(Provided entries Opens)

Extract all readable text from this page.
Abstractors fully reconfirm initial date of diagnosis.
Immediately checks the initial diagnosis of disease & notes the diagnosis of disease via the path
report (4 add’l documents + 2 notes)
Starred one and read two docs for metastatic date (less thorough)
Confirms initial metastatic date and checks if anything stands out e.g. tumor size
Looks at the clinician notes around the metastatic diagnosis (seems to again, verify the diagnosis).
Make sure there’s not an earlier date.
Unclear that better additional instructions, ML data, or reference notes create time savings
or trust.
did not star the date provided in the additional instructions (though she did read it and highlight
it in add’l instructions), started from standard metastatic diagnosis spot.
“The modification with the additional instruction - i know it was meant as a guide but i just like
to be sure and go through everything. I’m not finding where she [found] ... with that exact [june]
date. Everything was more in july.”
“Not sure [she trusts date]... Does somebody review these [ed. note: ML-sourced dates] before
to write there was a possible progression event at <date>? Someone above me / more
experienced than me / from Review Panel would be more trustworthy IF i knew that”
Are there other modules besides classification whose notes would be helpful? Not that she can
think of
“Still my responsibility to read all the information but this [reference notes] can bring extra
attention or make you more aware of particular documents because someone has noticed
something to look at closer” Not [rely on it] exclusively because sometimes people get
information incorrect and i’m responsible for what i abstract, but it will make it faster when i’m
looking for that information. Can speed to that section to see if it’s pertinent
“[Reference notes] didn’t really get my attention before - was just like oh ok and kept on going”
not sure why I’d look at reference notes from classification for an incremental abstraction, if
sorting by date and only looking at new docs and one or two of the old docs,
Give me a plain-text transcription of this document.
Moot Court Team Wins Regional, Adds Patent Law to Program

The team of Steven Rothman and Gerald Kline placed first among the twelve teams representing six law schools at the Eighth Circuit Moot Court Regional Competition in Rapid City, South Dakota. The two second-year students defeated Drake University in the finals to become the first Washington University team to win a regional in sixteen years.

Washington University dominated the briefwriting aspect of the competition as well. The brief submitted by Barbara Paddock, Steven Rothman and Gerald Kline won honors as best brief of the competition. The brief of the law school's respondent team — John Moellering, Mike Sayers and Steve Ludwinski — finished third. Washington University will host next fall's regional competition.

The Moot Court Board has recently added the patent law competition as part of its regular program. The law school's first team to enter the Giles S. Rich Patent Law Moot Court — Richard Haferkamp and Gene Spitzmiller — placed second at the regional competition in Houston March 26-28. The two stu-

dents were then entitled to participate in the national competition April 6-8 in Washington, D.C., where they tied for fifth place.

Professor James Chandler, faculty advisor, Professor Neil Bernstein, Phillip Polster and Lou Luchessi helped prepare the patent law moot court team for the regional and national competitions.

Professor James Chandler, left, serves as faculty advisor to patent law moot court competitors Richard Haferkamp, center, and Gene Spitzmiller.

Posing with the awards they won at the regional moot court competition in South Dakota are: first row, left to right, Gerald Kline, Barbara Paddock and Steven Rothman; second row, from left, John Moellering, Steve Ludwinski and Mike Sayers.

(Provided entries Closes)

▶ Aim of the exercise: Word for word, restate each of the records above.

▶ Exercise response:
Extract all readable text from this page.
Abstractors fully reconfirm initial date of diagnosis.
Immediately checks the initial diagnosis of disease & notes the diagnosis of disease via the path
report (4 add’l documents + 2 notes)
Starred one and read two docs for metastatic date (less thorough)
Confirms initial metastatic date and checks if anything stands out e.g. tumor size
Looks at the clinician notes around the metastatic diagnosis (seems to again, verify the diagnosis).
Make sure there’s not an earlier date.
Unclear that better additional instructions, ML data, or reference notes create time savings
or trust.
did not star the date provided in the additional instructions (though she did read it and highlight
it in add’l instructions), started from standard metastatic diagnosis spot.
“The modification with the additional instruction - i know it was meant as a guide but i just like
to be sure and go through everything. I’m not finding where she [found] ... with that exact [june]
date. Everything was more in july.”
“Not sure [she trusts date]... Does somebody review these [ed. note: ML-sourced dates] before
to write there was a possible progression event at <date>? Someone above me / more
experienced than me / from Review Panel would be more trustworthy IF i knew that”
Are there other modules besides classification whose notes would be helpful? Not that she can
think of
“Still my responsibility to read all the information but this [reference notes] can bring extra
attention or make you more aware of particular documents because someone has noticed
something to look at closer” Not [rely on it] exclusively because sometimes people get
information incorrect and i’m responsible for what i abstract, but it will make it faster when i’m
looking for that information. Can speed to that section to see if it’s pertinent
“[Reference notes] didn’t really get my attention before - was just like oh ok and kept on going”
not sure why I’d look at reference notes from classification for an incremental abstraction, if
sorting by date and only looking at new docs and one or two of the old docs,
Give me a plain-text transcription of this document.
Moot Court Team Wins Regional, Adds Patent Law to Program

The team of Steven Rothman and Gerald Kline placed first among the twelve teams representing six law schools at the Eighth Circuit Moot Court Regional Competition in Rapid City, South Dakota. The two second-year students defeated Drake University in the finals to become the first Washington University team to win a regional in sixteen years.

Washington University dominated the briefwriting aspect of the competition as well. The brief submitted by Barbara Paddock, Steven Rothman and Gerald Kline won honors as best brief of the competition. The brief of the law school's respondent team — John Moellering, Mike Sayers and Steve Ludwinski — finished third. Washington University will host next fall's regional competition.

The Moot Court Board has recently added the patent law competition as part of its regular program. The law school's first team to enter the Giles S. Rich Patent Law Moot Court — Richard Haferkamp and Gene Spitzmiller — placed second at the regional competition in Houston March 26-28. The two stu-

dents were then entitled to participate in the national competition April 6-8 in Washington, D.C., where they tied for fifth place.

Professor James Chandler, faculty advisor, Professor Neil Bernstein, Phillip Polster and Lou Luchessi helped prepare the patent law moot court team for the regional and national competitions.

Professor James Chandler, left, serves as faculty advisor to patent law moot court competitors Richard Haferkamp, center, and Gene Spitzmiller.

Posing with the awards they won at the regional moot court competition in South Dakota are: first row, left to right, Gerald Kline, Barbara Paddock and Steven Rothman; second row, from left, John Moellering, Steve Ludwinski and Mike Sayers.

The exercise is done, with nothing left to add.